[WHAT TO WORK ON] Copy out each line exactly as it appears.

[RECORDS TO USE]
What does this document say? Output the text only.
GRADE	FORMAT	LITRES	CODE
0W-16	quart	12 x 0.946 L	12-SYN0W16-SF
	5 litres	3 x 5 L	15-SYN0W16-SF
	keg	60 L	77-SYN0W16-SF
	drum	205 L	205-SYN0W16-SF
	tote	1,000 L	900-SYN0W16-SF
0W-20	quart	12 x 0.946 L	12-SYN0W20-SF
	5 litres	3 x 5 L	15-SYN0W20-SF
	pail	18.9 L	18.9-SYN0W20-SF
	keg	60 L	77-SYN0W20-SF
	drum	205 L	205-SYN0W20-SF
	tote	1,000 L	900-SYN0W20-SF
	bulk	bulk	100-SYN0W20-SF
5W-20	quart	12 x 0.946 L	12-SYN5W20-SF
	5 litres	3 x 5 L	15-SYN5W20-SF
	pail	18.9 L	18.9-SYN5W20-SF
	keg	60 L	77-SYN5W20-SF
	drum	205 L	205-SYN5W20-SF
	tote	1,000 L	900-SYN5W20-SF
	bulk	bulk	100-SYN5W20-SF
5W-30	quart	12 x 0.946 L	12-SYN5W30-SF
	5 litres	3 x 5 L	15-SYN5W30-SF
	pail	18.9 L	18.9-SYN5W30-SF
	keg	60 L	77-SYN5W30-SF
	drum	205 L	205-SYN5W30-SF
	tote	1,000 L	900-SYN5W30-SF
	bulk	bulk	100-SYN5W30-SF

[SOLUTION TO THIS EXERCISE]
What does this document say? Output the text only.
GRADE	FORMAT	LITRES	CODE
0W-16	quart	12 x 0.946 L	12-SYN0W16-SF
	5 litres	3 x 5 L	15-SYN0W16-SF
	keg	60 L	77-SYN0W16-SF
	drum	205 L	205-SYN0W16-SF
	tote	1,000 L	900-SYN0W16-SF
0W-20	quart	12 x 0.946 L	12-SYN0W20-SF
	5 litres	3 x 5 L	15-SYN0W20-SF
	pail	18.9 L	18.9-SYN0W20-SF
	keg	60 L	77-SYN0W20-SF
	drum	205 L	205-SYN0W20-SF
	tote	1,000 L	900-SYN0W20-SF
	bulk	bulk	100-SYN0W20-SF
5W-20	quart	12 x 0.946 L	12-SYN5W20-SF
	5 litres	3 x 5 L	15-SYN5W20-SF
	pail	18.9 L	18.9-SYN5W20-SF
	keg	60 L	77-SYN5W20-SF
	drum	205 L	205-SYN5W20-SF
	tote	1,000 L	900-SYN5W20-SF
	bulk	bulk	100-SYN5W20-SF
5W-30	quart	12 x 0.946 L	12-SYN5W30-SF
	5 litres	3 x 5 L	15-SYN5W30-SF
	pail	18.9 L	18.9-SYN5W30-SF
	keg	60 L	77-SYN5W30-SF
	drum	205 L	205-SYN5W30-SF
	tote	1,000 L	900-SYN5W30-SF
	bulk	bulk	100-SYN5W30-SF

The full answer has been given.